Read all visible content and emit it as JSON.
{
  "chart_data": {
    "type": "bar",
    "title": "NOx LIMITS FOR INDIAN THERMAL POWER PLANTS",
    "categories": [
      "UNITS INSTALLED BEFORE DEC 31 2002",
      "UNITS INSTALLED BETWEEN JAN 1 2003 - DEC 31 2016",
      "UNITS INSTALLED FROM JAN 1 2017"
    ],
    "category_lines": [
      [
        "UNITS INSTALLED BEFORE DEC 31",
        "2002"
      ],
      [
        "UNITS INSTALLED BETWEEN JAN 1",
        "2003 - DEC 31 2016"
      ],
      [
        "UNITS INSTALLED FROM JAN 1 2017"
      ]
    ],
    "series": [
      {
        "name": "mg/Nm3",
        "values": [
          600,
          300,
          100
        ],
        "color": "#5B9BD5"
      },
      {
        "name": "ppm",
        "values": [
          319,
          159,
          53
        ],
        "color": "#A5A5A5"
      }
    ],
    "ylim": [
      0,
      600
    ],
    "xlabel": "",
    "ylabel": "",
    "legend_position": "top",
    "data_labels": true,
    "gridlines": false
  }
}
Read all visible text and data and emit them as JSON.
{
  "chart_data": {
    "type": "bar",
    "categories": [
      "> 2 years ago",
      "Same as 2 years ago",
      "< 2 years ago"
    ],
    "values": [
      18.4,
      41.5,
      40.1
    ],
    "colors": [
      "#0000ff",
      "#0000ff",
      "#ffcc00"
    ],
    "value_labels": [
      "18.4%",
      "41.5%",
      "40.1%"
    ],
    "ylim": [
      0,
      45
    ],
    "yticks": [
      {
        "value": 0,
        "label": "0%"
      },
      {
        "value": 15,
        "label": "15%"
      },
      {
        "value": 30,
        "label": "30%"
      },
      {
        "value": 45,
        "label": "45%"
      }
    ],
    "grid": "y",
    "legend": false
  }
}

----------

Identify and copy the lines holding the word "FROM".

Answer below:
      "UNITS INSTALLED FROM JAN 1 2017"
        "UNITS INSTALLED FROM JAN 1 2017"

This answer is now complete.